* GOAL: Find and copy each line of the records where the string "другому" shows up.

* Dataset records:
★ ★ ★ ★ ★ ★ ★
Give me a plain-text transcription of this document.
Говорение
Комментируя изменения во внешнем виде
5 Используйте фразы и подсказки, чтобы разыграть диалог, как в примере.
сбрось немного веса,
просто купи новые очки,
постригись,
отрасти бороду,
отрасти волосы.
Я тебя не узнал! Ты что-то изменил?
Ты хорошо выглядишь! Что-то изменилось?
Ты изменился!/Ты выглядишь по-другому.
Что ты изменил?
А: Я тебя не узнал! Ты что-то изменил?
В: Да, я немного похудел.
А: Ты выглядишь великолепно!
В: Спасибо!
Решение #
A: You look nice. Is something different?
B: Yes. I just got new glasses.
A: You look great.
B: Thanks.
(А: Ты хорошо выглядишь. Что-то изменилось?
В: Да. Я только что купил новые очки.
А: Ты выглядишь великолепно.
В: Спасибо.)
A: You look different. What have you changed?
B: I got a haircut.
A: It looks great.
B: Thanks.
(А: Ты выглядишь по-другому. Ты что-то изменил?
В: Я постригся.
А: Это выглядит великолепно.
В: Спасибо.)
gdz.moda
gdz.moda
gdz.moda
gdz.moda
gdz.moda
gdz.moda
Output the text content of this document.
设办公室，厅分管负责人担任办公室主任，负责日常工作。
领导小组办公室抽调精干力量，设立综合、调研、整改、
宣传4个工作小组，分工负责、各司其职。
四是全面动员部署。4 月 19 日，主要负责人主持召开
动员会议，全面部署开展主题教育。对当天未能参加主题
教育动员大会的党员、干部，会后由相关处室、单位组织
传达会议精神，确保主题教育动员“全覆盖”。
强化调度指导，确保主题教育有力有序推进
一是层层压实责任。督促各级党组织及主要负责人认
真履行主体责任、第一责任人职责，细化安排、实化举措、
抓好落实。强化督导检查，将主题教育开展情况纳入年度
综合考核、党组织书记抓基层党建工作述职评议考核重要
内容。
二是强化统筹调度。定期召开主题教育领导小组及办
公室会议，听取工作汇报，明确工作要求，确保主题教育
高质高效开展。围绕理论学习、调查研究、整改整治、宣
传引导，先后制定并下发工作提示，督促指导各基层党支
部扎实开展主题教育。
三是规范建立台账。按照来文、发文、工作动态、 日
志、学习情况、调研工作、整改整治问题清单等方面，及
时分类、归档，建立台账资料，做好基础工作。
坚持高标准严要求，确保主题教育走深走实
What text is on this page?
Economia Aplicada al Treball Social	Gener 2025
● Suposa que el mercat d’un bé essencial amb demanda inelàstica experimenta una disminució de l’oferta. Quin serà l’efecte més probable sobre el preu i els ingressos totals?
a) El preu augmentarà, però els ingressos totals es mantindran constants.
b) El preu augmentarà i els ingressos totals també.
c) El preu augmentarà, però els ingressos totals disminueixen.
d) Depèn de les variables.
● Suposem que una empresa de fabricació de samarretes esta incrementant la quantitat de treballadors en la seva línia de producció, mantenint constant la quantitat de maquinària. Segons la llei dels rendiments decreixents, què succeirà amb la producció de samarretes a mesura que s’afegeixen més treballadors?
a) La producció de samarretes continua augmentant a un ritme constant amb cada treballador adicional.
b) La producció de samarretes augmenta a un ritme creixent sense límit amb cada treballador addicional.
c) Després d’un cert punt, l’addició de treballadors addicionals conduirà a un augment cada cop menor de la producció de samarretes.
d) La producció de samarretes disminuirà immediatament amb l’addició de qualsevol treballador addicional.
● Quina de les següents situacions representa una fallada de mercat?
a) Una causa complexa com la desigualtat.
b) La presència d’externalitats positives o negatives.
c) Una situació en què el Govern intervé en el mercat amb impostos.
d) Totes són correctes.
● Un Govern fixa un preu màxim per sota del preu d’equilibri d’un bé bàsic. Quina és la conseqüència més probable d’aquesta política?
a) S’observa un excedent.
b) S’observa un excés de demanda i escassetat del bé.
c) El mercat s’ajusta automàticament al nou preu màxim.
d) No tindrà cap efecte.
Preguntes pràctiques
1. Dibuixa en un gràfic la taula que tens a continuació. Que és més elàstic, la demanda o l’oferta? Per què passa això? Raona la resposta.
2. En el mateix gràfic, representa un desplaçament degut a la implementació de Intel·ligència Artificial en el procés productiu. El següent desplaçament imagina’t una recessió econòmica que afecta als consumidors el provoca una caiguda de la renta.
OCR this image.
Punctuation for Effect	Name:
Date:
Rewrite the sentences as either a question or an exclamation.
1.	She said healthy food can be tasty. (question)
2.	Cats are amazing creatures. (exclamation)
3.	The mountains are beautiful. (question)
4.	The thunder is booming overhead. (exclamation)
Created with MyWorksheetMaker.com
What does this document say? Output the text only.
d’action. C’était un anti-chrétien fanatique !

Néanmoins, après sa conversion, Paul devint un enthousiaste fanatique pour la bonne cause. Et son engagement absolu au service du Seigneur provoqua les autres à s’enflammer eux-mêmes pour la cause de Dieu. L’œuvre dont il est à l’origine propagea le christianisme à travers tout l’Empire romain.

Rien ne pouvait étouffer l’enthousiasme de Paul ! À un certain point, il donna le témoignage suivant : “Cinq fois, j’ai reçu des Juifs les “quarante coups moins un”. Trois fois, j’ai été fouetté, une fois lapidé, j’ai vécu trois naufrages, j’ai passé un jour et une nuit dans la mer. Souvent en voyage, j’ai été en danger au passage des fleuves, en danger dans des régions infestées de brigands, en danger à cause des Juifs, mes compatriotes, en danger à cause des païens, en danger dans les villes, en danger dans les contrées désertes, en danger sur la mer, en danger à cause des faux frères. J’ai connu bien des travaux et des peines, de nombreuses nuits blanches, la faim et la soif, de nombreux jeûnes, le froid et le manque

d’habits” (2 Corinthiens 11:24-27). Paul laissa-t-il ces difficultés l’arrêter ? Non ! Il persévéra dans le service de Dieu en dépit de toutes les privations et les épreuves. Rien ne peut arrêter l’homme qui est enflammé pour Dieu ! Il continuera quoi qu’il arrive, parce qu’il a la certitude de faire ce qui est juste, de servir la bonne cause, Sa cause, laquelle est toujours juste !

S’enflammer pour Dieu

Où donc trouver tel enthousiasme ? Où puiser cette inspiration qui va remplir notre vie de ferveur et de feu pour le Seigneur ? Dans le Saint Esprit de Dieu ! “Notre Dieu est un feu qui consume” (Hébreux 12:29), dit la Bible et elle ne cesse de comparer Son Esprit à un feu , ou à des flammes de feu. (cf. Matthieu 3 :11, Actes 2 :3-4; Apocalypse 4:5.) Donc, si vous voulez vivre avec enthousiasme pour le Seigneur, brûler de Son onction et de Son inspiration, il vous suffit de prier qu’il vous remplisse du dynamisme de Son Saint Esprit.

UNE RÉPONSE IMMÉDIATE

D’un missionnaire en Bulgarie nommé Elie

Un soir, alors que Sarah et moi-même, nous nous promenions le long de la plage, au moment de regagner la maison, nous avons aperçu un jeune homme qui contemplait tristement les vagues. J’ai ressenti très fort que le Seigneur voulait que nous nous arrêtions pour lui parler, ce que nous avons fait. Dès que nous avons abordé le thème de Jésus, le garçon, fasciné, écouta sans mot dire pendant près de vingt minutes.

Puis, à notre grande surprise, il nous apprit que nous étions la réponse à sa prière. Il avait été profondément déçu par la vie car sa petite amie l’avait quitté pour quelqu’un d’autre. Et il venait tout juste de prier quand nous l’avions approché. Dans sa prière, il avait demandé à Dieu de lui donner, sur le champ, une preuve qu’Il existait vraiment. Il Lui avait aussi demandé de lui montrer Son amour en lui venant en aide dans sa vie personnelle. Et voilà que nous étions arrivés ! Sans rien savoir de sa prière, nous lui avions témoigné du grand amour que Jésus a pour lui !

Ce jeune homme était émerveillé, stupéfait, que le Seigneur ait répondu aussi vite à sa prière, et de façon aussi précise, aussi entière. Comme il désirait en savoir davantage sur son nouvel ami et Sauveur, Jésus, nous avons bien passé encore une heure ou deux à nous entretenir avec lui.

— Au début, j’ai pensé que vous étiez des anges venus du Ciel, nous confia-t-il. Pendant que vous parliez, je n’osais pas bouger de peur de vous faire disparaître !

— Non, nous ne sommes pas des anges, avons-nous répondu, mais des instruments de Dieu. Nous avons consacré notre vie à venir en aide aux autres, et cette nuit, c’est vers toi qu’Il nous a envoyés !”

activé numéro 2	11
★ ★ ★ ★ ★ ★ ★
* REPLY:
Ты изменился!/Ты выглядишь по-другому.
(А: Ты выглядишь по-другому. Ты что-то изменил?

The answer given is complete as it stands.